───── Raw data ─────

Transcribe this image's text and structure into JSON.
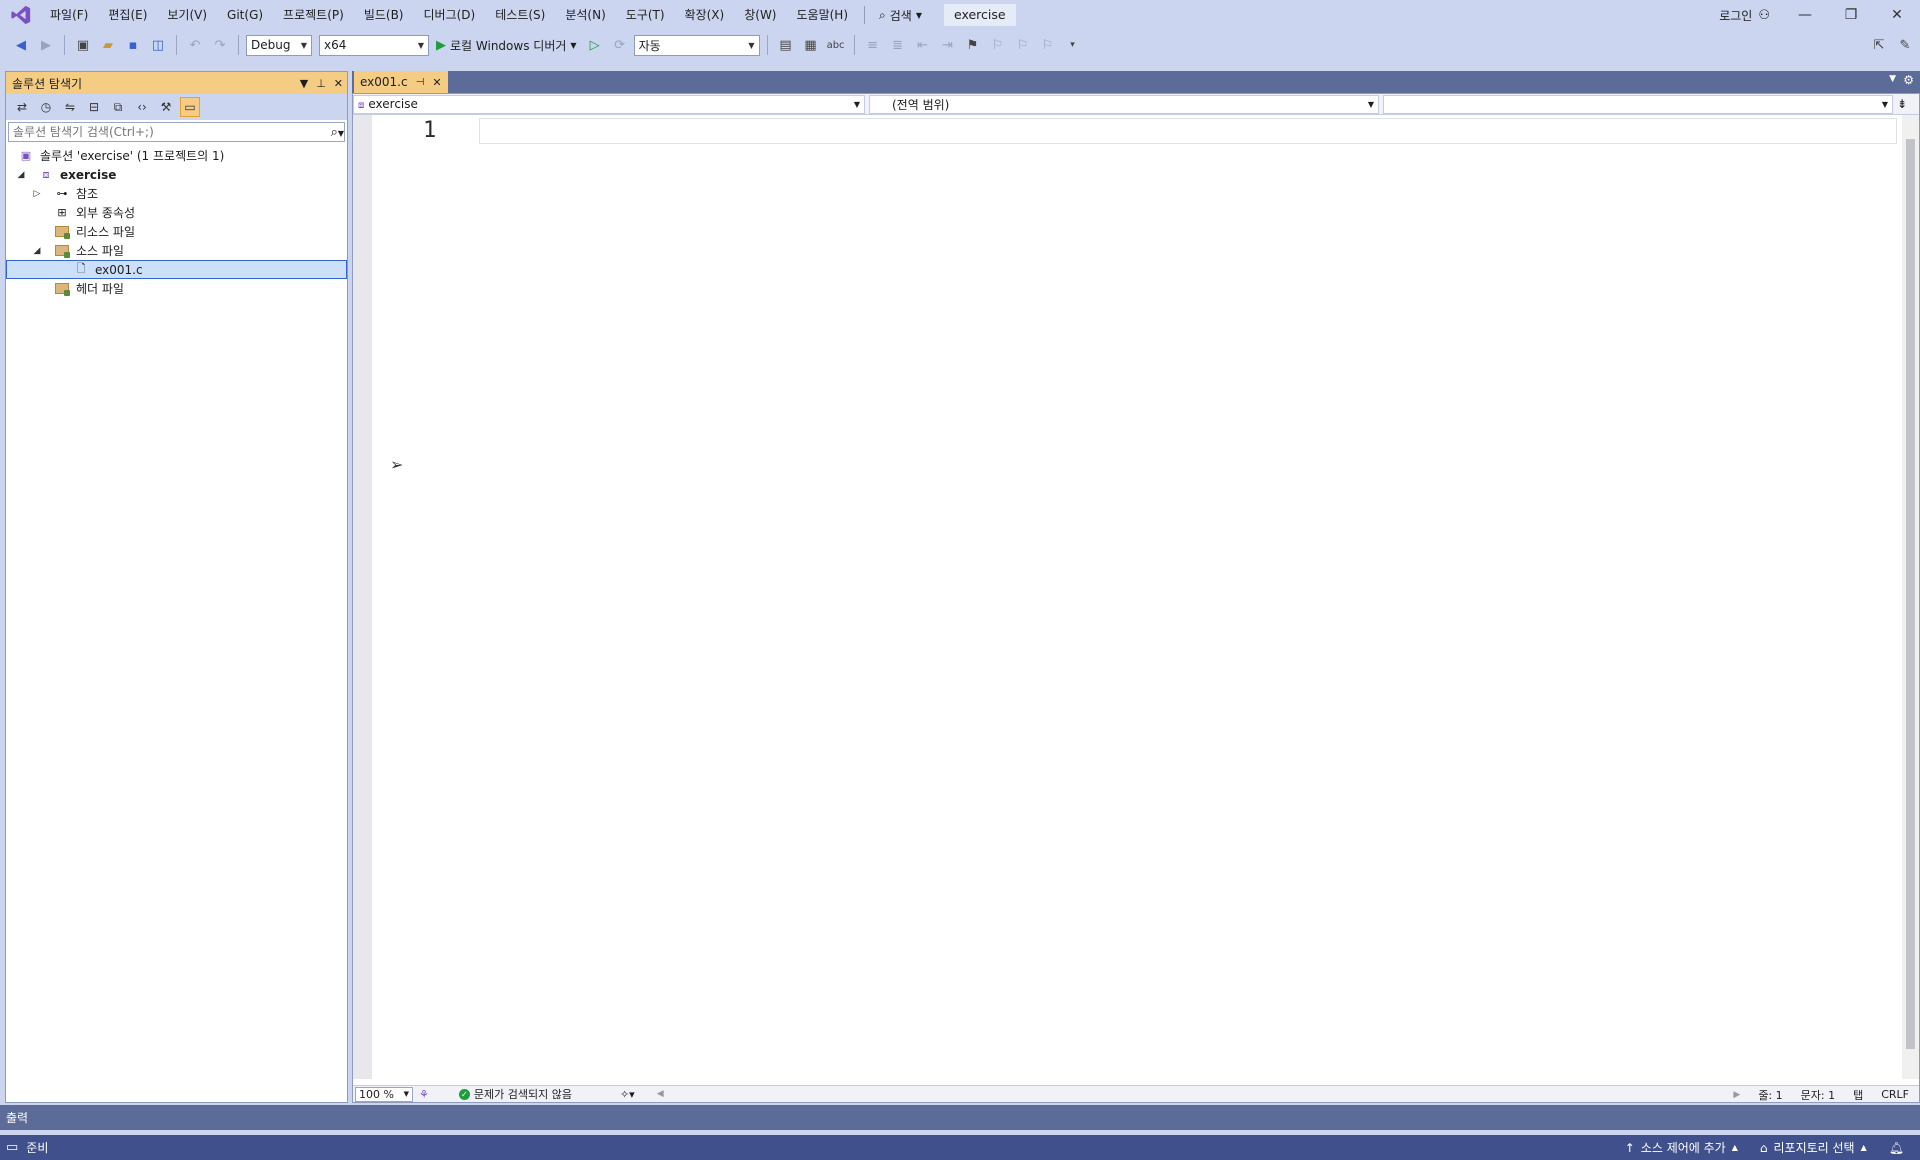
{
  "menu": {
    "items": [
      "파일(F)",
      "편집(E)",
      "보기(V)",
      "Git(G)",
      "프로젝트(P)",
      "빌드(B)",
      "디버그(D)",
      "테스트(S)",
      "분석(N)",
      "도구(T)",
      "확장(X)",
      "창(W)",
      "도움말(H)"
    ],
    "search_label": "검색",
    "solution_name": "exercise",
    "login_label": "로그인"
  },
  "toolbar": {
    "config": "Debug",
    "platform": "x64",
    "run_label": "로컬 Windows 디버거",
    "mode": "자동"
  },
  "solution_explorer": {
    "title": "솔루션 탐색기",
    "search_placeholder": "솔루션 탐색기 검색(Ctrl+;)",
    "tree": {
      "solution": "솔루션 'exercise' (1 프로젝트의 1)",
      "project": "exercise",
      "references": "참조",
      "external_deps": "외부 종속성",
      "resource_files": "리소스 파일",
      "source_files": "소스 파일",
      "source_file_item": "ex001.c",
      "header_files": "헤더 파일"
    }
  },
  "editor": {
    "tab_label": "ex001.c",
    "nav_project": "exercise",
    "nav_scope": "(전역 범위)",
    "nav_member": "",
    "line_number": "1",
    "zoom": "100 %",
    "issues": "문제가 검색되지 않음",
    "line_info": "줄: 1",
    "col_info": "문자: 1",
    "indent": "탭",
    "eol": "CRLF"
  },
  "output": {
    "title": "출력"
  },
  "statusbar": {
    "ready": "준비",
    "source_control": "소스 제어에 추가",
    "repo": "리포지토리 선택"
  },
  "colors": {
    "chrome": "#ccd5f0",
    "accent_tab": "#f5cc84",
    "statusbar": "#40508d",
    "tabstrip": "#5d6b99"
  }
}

─────
───── Raw data ─────

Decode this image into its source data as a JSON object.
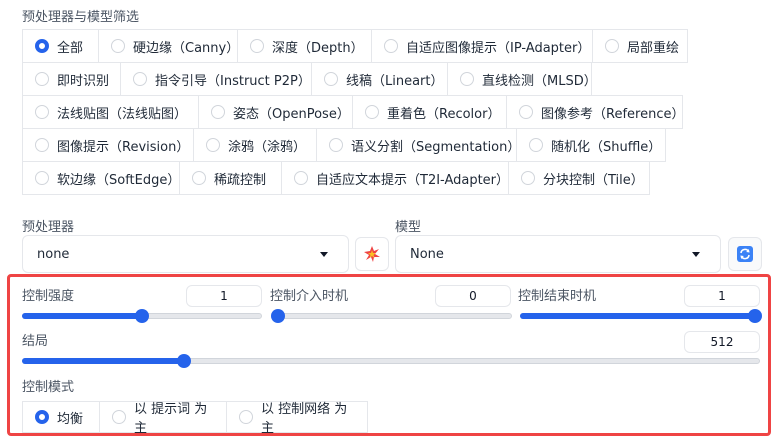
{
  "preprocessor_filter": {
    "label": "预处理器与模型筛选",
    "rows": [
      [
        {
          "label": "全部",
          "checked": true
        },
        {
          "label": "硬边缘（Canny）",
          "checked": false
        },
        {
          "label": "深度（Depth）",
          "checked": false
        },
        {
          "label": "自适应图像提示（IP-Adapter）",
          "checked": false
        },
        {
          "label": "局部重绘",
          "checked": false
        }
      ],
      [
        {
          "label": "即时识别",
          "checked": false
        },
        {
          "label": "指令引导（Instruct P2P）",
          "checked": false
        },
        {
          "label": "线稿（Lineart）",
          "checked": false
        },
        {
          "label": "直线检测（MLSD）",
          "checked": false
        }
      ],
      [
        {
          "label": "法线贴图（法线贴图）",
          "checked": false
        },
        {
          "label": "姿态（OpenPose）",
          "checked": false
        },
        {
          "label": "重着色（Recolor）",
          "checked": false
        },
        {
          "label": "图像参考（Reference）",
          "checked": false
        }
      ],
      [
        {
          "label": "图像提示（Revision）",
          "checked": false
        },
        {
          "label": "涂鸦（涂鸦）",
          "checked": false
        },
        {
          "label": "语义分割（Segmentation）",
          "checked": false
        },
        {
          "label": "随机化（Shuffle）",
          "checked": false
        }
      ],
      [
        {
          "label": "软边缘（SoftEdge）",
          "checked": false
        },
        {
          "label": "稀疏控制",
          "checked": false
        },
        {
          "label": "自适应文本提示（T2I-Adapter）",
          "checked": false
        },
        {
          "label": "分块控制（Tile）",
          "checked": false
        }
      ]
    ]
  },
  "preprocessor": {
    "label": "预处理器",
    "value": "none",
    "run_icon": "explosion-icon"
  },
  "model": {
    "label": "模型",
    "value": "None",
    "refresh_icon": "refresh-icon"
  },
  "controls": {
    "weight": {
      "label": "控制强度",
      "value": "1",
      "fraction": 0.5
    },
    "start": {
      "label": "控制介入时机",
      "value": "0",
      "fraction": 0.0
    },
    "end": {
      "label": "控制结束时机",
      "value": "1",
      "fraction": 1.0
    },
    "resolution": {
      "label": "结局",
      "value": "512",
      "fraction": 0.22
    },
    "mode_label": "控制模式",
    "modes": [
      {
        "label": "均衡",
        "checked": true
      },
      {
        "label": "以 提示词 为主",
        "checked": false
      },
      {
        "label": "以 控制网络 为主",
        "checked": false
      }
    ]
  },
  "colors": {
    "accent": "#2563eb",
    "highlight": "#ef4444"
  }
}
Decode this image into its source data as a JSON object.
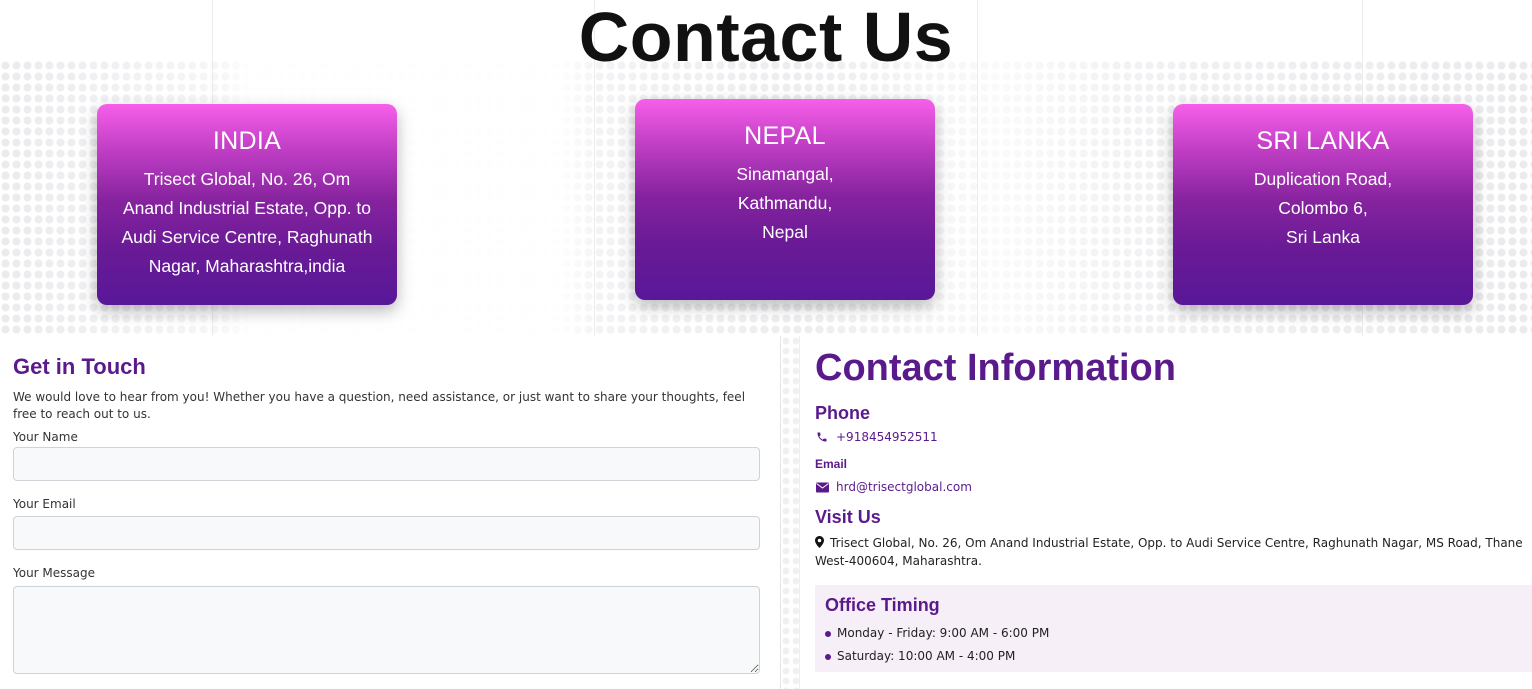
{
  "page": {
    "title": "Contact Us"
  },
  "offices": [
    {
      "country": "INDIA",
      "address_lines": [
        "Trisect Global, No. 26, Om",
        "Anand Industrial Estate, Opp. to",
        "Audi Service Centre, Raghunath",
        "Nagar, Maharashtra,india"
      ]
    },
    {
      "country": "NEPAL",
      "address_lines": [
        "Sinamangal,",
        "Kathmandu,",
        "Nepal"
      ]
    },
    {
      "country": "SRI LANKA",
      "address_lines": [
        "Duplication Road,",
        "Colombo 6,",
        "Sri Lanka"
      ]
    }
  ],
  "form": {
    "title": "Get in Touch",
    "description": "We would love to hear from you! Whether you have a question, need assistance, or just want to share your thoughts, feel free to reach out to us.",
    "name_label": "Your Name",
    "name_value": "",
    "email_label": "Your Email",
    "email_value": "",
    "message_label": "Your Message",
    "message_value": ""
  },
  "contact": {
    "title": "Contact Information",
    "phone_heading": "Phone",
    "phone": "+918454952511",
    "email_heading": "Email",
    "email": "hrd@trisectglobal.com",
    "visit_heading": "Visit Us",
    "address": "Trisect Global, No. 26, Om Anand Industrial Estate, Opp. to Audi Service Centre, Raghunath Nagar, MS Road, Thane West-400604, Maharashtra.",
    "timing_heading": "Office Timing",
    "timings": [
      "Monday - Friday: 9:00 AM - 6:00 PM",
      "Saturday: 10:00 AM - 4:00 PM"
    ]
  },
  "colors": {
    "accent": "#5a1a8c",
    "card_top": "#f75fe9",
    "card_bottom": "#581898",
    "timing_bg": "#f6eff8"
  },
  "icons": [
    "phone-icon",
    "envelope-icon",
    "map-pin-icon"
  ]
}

─────
───── Raw data ─────

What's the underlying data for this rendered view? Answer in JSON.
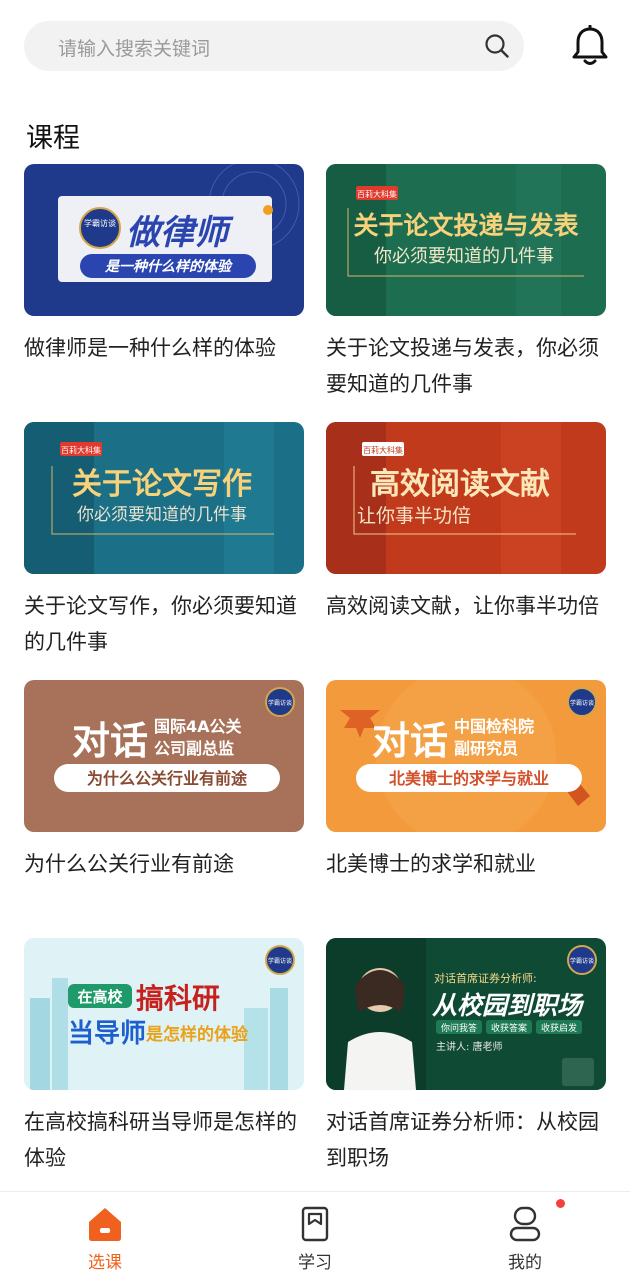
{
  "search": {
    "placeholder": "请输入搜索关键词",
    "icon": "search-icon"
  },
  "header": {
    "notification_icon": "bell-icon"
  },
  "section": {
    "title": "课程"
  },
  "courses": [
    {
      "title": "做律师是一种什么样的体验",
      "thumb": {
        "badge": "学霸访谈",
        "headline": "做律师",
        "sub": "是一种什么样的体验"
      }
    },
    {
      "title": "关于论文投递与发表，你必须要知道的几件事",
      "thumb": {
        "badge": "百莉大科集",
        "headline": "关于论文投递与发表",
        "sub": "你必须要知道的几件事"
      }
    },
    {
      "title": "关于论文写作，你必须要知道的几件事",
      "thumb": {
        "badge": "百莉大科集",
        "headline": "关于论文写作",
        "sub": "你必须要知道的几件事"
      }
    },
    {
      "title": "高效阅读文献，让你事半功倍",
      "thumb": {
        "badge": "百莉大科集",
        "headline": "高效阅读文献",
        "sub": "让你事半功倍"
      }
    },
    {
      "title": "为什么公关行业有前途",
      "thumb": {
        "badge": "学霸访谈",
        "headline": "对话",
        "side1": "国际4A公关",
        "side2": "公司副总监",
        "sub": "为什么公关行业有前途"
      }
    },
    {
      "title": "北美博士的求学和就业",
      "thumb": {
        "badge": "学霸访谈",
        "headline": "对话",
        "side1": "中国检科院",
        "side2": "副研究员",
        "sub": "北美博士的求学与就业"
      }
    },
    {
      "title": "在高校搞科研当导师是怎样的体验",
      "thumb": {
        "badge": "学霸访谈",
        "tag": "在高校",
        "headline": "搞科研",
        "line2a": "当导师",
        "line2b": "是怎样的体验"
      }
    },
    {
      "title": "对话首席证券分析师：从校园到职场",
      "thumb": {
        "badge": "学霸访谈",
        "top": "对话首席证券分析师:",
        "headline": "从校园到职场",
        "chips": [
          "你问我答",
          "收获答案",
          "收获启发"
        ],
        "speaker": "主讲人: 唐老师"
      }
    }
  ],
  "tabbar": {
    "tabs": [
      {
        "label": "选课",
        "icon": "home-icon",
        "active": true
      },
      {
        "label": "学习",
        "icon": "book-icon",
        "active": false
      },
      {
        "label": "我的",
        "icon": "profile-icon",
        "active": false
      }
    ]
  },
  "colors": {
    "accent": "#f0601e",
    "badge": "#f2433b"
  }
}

─────

- What is being asked: Copy every line above in which the string "Estate" shows up.

- Solution:
        "Anand Industrial Estate, Opp. to",
    "address": "Trisect Global, No. 26, Om Anand Industrial Estate, Opp. to Audi Service Centre, Raghunath Nagar, MS Road, Thane West-400604, Maharashtra.",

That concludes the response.